----- EXTRACTED RECORDS -----

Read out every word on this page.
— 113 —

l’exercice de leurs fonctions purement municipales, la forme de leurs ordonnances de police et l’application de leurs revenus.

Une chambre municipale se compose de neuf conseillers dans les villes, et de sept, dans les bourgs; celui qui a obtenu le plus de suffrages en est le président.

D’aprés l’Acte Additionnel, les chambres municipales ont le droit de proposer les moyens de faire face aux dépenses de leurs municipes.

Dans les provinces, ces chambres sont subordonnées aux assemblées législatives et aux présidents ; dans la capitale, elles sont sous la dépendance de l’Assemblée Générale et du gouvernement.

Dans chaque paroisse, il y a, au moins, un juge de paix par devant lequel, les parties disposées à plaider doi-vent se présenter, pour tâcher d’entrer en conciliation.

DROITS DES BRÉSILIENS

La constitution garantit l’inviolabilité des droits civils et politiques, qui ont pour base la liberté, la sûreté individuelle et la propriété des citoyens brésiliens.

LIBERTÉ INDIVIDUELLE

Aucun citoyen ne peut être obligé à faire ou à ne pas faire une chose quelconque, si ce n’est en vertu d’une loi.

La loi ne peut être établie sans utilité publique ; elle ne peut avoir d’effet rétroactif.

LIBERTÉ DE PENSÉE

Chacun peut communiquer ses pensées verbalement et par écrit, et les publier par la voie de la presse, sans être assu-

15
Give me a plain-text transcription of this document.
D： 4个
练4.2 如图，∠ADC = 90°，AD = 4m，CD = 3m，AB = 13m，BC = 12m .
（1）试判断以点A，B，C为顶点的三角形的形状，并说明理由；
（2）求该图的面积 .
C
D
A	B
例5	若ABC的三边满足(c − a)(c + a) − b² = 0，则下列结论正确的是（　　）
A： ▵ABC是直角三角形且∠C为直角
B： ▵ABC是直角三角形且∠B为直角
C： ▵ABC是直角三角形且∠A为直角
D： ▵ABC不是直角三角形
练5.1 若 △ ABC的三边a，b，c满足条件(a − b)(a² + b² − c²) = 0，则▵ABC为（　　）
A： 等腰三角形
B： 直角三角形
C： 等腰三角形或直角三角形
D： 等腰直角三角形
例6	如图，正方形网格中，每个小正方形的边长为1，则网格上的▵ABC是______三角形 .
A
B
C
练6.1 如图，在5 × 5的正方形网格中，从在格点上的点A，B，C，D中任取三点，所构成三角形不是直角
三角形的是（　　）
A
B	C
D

-----

## EXERCISE PROMPT
Retype every entry above, word for word.

## EXERCISE ANSWER
Read out every word on this page.
— 113 —

l’exercice de leurs fonctions purement municipales, la forme de leurs ordonnances de police et l’application de leurs revenus.

Une chambre municipale se compose de neuf conseillers dans les villes, et de sept, dans les bourgs; celui qui a obtenu le plus de suffrages en est le président.

D’aprés l’Acte Additionnel, les chambres municipales ont le droit de proposer les moyens de faire face aux dépenses de leurs municipes.

Dans les provinces, ces chambres sont subordonnées aux assemblées législatives et aux présidents ; dans la capitale, elles sont sous la dépendance de l’Assemblée Générale et du gouvernement.

Dans chaque paroisse, il y a, au moins, un juge de paix par devant lequel, les parties disposées à plaider doi-vent se présenter, pour tâcher d’entrer en conciliation.

DROITS DES BRÉSILIENS

La constitution garantit l’inviolabilité des droits civils et politiques, qui ont pour base la liberté, la sûreté individuelle et la propriété des citoyens brésiliens.

LIBERTÉ INDIVIDUELLE

Aucun citoyen ne peut être obligé à faire ou à ne pas faire une chose quelconque, si ce n’est en vertu d’une loi.

La loi ne peut être établie sans utilité publique ; elle ne peut avoir d’effet rétroactif.

LIBERTÉ DE PENSÉE

Chacun peut communiquer ses pensées verbalement et par écrit, et les publier par la voie de la presse, sans être assu-

15
Give me a plain-text transcription of this document.
D： 4个
练4.2 如图，∠ADC = 90°，AD = 4m，CD = 3m，AB = 13m，BC = 12m .
（1）试判断以点A，B，C为顶点的三角形的形状，并说明理由；
（2）求该图的面积 .
C
D
A	B
例5	若ABC的三边满足(c − a)(c + a) − b² = 0，则下列结论正确的是（　　）
A： ▵ABC是直角三角形且∠C为直角
B： ▵ABC是直角三角形且∠B为直角
C： ▵ABC是直角三角形且∠A为直角
D： ▵ABC不是直角三角形
练5.1 若 △ ABC的三边a，b，c满足条件(a − b)(a² + b² − c²) = 0，则▵ABC为（　　）
A： 等腰三角形
B： 直角三角形
C： 等腰三角形或直角三角形
D： 等腰直角三角形
例6	如图，正方形网格中，每个小正方形的边长为1，则网格上的▵ABC是______三角形 .
A
B
C
练6.1 如图，在5 × 5的正方形网格中，从在格点上的点A，B，C，D中任取三点，所构成三角形不是直角
三角形的是（　　）
A
B	C
D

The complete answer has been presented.